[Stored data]

/---

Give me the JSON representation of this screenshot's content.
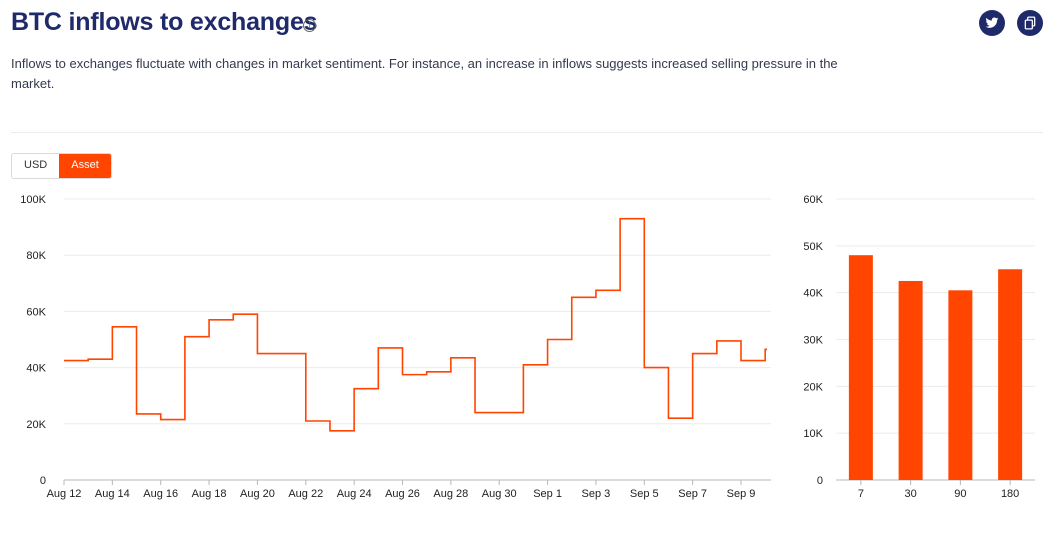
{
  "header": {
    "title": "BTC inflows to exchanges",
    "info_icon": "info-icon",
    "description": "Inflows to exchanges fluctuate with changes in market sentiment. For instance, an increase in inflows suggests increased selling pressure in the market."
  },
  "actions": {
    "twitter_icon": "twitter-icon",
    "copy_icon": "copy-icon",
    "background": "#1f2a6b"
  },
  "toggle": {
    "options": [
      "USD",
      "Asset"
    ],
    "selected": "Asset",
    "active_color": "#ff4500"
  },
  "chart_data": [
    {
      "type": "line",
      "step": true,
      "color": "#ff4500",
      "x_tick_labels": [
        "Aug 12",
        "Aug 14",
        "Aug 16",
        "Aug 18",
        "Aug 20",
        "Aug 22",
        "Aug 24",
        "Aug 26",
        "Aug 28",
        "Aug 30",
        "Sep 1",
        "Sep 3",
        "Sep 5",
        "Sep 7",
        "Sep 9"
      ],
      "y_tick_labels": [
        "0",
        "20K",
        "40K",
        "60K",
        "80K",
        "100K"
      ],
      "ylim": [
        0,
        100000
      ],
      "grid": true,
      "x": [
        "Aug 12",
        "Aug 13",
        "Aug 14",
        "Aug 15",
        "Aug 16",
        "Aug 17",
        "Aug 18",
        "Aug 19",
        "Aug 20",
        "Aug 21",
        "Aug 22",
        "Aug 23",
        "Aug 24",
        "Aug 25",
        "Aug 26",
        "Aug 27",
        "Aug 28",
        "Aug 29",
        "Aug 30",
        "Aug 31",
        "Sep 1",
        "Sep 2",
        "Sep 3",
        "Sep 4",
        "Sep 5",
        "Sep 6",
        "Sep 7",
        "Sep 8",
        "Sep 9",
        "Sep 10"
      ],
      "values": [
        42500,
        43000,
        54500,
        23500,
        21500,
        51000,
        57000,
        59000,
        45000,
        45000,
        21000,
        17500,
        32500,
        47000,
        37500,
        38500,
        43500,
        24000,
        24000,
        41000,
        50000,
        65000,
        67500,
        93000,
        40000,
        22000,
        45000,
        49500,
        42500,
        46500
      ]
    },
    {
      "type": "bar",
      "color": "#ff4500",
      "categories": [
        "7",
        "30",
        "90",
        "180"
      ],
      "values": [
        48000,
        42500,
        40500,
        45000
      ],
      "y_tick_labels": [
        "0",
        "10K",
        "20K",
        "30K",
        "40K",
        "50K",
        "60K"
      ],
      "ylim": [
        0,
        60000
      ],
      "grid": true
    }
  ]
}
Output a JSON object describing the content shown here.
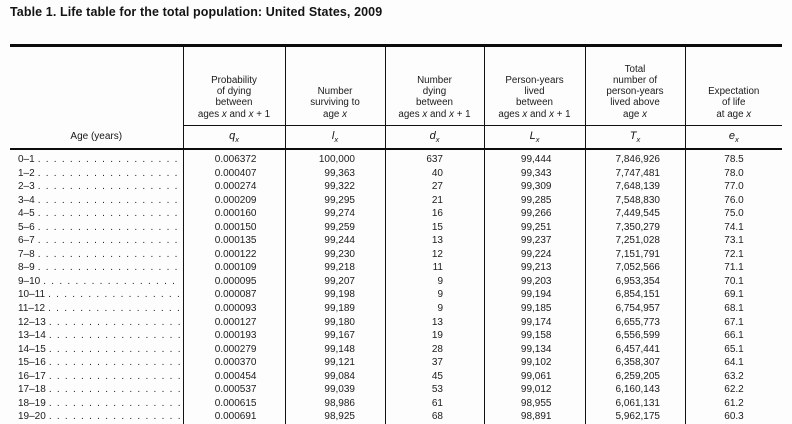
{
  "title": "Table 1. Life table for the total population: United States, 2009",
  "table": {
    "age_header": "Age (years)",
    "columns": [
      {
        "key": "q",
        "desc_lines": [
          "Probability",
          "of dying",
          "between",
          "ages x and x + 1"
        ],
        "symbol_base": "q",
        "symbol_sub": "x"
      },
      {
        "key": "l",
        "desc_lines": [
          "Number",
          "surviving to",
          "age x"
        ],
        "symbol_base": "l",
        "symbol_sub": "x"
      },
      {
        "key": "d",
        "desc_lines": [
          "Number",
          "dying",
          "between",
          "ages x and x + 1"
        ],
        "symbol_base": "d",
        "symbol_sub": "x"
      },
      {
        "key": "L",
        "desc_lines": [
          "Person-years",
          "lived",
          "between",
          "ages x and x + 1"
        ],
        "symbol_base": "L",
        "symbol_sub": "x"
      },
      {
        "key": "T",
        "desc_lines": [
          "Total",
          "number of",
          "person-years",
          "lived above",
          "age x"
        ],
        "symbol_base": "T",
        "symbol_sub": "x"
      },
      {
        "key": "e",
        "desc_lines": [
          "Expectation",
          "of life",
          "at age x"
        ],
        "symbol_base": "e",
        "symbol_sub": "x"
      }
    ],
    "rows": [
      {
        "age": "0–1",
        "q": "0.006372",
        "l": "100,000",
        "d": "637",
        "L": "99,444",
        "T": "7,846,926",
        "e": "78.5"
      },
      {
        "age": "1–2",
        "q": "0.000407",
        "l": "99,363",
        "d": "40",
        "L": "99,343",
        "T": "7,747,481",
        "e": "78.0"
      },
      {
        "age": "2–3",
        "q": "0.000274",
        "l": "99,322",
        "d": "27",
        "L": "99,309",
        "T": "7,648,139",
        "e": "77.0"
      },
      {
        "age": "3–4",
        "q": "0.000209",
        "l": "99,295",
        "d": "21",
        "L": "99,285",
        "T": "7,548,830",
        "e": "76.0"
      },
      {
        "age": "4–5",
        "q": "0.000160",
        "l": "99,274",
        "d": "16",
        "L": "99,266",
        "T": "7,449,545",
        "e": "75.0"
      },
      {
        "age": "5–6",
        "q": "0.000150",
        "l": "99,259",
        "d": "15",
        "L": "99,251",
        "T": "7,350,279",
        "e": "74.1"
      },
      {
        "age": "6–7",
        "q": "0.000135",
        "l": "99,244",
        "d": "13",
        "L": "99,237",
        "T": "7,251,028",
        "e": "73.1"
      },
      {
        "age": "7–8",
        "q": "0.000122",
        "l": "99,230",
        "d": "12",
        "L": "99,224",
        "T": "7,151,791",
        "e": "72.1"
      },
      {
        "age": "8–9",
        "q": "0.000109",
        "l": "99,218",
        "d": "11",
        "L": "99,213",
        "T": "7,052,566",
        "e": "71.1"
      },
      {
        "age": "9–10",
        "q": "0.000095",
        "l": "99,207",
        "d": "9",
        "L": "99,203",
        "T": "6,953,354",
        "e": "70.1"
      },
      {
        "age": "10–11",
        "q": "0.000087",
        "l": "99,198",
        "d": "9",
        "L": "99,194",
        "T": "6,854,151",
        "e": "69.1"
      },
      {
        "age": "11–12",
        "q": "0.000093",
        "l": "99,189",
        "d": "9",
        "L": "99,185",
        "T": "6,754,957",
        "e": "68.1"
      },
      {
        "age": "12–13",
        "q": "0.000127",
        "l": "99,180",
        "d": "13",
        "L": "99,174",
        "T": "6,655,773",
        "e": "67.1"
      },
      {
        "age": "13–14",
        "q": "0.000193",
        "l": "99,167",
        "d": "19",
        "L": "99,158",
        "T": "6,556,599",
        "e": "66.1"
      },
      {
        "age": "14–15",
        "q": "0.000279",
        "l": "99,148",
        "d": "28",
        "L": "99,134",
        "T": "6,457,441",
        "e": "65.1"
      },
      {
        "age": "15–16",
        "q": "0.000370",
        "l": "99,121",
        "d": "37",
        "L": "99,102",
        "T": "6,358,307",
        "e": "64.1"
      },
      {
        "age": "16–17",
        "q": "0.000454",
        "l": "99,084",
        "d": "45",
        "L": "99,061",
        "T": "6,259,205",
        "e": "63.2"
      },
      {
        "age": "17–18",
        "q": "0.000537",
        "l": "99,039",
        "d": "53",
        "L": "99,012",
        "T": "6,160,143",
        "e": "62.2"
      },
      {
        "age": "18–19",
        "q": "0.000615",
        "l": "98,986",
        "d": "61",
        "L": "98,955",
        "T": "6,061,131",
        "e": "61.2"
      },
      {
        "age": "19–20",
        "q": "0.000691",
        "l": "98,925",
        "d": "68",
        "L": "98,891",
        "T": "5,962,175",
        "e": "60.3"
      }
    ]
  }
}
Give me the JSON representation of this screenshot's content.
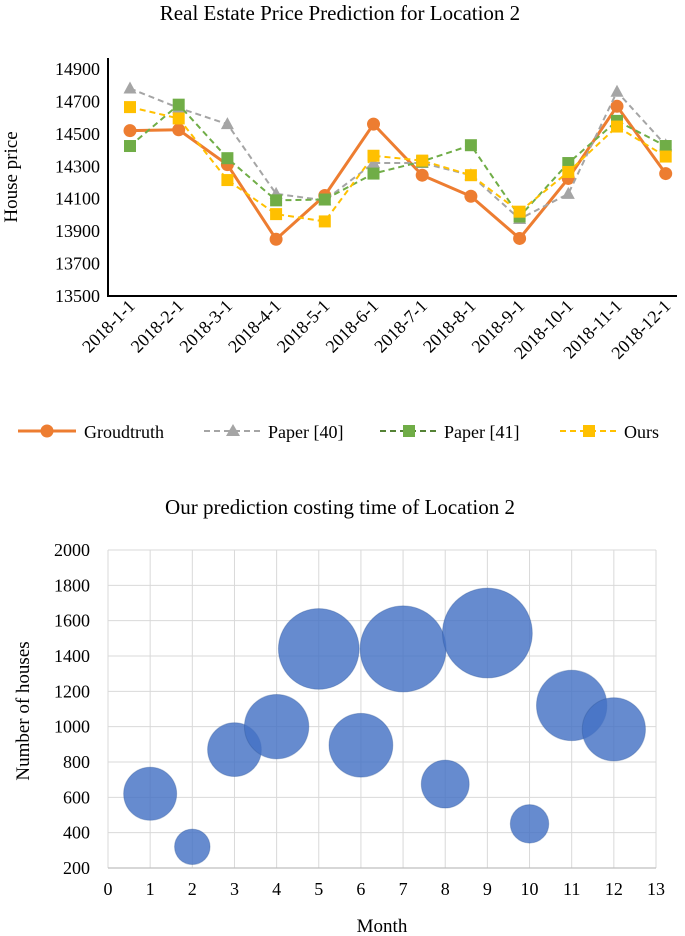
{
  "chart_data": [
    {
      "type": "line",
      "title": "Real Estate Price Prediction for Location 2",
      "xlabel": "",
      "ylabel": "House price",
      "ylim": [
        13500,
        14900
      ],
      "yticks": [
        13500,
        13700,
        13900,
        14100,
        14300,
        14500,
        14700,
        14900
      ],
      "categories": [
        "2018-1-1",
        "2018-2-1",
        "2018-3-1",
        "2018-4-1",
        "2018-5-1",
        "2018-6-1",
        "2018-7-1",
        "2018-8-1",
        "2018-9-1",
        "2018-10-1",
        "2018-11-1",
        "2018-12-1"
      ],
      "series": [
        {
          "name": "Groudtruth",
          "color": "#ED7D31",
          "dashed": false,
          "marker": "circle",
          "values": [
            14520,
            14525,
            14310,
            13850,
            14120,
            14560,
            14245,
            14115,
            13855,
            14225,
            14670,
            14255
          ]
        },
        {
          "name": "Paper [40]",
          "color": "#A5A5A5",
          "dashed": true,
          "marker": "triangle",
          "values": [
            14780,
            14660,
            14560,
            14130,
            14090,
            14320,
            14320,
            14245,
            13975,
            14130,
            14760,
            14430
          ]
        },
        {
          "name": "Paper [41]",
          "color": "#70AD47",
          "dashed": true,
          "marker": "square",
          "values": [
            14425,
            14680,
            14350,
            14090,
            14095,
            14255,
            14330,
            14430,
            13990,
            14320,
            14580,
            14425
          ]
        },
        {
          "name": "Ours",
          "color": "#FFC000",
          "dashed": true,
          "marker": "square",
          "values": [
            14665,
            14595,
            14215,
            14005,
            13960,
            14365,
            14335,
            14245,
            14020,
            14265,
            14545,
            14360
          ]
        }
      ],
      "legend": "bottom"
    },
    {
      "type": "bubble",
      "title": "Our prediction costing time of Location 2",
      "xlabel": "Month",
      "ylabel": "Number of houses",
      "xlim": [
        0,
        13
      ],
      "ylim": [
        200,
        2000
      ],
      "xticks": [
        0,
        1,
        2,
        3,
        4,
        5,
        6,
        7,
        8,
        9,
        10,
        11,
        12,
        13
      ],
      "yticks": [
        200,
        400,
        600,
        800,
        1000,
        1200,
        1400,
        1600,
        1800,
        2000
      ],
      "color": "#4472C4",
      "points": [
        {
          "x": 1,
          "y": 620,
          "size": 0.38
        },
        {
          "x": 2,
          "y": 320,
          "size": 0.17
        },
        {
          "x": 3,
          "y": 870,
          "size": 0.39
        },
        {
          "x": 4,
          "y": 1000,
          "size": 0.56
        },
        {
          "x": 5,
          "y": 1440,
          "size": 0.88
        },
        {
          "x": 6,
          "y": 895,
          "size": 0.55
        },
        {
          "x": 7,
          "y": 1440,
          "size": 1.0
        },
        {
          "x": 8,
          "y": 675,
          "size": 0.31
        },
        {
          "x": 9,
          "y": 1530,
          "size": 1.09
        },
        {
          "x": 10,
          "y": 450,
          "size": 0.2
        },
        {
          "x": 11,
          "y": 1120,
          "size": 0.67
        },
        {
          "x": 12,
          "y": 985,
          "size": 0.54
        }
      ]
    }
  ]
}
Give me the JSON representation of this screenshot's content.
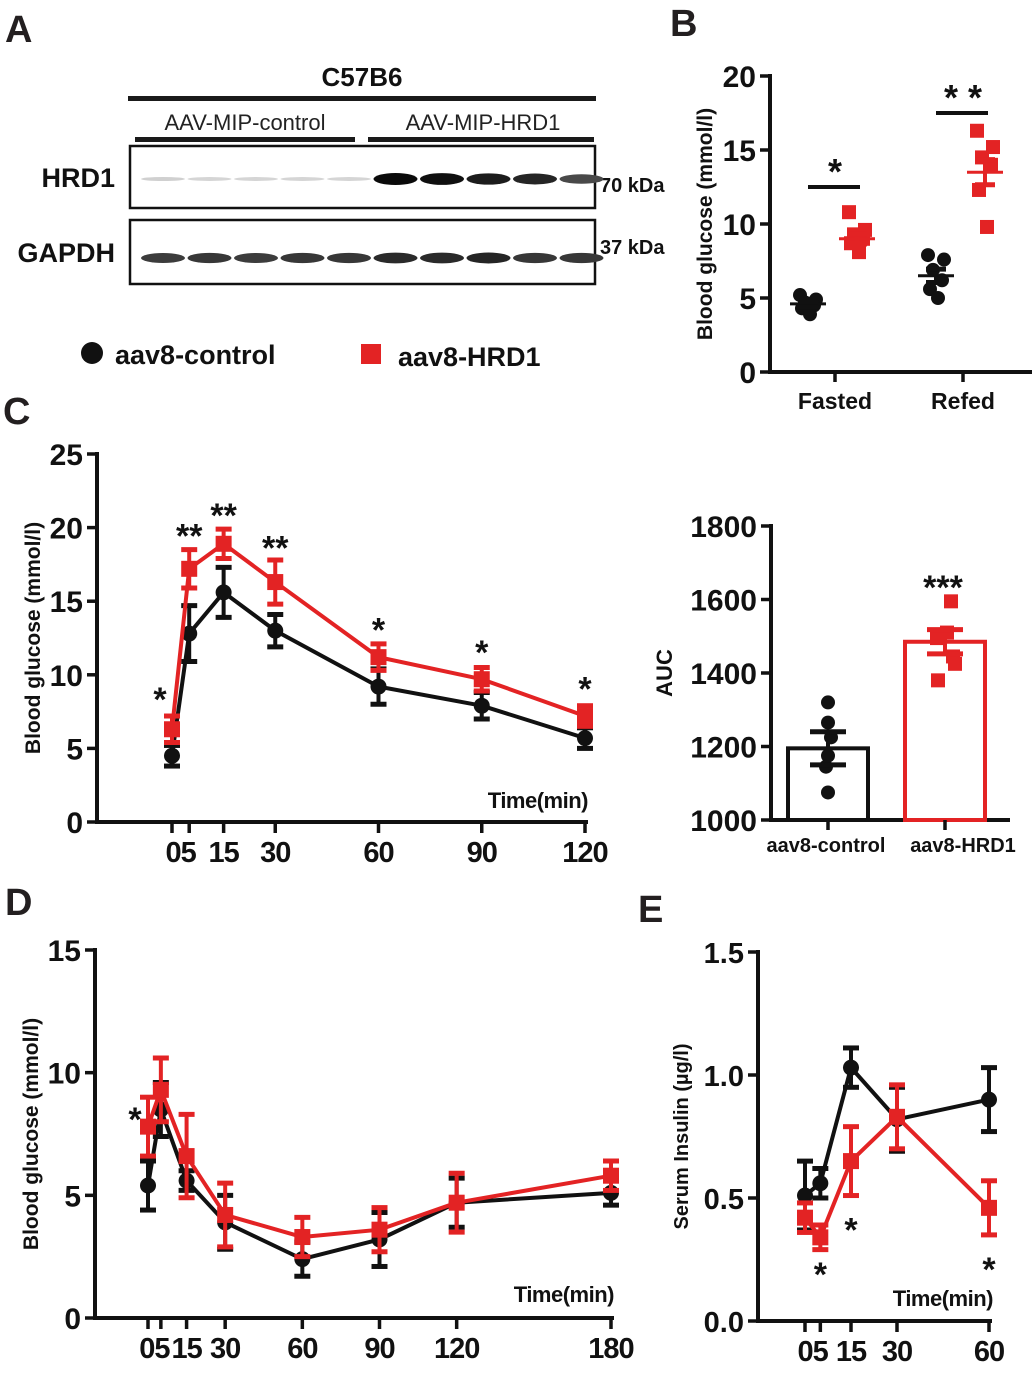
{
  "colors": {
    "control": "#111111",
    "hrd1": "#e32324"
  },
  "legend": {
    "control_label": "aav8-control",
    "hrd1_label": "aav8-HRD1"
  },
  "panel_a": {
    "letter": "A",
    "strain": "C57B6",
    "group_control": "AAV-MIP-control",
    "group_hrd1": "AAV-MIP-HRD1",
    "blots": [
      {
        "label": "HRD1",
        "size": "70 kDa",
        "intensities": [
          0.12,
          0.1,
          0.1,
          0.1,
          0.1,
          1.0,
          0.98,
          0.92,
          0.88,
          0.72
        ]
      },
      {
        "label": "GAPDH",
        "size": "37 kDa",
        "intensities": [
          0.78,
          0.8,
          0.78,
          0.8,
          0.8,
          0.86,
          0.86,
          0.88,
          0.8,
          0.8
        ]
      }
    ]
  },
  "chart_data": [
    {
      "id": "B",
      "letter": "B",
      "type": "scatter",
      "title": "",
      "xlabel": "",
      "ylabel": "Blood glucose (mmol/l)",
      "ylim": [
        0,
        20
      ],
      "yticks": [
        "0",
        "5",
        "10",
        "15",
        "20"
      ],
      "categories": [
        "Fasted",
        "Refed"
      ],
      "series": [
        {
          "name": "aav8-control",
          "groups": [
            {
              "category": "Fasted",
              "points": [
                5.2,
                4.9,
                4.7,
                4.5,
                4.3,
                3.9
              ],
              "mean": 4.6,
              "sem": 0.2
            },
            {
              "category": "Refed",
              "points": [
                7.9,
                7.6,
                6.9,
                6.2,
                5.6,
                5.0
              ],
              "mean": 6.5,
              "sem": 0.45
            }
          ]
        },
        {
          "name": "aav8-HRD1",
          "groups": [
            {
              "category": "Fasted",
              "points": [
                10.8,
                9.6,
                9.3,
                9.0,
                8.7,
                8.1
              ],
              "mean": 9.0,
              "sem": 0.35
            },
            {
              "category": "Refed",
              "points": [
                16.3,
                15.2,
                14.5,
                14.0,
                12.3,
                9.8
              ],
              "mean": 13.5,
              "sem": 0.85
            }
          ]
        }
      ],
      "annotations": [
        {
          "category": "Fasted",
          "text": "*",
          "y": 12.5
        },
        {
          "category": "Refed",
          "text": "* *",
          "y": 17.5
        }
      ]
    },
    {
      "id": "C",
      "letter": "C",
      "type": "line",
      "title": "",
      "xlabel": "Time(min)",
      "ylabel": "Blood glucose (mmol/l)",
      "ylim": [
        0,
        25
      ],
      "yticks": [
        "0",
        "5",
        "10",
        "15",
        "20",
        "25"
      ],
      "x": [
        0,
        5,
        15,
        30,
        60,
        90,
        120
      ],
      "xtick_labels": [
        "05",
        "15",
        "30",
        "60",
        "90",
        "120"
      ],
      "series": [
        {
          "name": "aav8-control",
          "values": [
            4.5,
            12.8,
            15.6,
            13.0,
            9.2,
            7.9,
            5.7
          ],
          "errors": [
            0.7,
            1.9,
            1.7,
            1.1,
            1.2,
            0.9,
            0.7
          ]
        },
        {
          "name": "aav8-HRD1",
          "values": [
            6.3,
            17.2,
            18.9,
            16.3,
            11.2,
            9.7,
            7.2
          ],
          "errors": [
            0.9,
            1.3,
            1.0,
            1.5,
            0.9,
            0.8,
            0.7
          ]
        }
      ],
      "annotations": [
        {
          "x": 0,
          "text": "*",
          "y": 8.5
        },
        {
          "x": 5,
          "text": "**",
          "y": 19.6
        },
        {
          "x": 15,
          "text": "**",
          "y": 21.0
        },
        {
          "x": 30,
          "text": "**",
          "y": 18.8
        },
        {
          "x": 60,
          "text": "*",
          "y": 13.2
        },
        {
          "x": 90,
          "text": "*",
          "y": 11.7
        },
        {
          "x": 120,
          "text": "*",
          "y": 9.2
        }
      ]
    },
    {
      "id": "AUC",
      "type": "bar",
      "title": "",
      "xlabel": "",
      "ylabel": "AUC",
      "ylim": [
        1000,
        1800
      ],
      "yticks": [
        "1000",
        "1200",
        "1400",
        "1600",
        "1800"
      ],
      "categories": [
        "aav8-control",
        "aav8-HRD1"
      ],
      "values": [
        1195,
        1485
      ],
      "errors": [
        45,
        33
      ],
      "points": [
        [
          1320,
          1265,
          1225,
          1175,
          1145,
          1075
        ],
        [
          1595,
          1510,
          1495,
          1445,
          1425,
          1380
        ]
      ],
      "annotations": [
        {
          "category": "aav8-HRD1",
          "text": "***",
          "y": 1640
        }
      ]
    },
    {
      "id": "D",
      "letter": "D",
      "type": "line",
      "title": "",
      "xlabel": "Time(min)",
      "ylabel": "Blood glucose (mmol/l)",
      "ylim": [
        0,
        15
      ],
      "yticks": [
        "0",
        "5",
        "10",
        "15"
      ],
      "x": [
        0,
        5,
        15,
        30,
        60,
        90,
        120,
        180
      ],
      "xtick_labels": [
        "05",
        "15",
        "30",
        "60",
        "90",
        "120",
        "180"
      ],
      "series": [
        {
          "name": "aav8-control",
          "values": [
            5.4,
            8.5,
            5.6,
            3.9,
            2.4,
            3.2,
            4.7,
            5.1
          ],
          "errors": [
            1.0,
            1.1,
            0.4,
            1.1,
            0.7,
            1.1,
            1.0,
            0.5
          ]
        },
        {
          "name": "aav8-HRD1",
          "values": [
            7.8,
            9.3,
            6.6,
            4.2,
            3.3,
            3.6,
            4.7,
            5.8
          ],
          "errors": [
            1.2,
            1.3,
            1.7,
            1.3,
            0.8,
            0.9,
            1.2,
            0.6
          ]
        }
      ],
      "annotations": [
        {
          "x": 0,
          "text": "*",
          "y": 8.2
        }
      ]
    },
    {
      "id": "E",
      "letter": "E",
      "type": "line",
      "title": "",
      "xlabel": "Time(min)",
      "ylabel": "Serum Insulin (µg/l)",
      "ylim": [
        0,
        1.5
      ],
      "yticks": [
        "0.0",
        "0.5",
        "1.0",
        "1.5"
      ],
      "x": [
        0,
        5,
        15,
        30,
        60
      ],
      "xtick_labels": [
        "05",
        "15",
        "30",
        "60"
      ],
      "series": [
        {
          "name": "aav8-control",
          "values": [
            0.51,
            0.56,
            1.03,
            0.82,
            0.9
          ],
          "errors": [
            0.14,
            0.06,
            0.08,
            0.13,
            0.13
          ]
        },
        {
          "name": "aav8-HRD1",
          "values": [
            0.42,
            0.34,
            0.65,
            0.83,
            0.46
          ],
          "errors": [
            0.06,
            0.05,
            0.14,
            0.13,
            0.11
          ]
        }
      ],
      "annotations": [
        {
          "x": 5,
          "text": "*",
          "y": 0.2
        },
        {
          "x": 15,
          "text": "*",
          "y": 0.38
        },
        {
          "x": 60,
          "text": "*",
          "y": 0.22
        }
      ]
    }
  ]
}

\---

What to work on:
List all lines in the material containing the string "icon".

Exercise answer:
    "info_icon": "info-icon",
    "twitter_icon": "twitter-icon",
    "copy_icon": "copy-icon",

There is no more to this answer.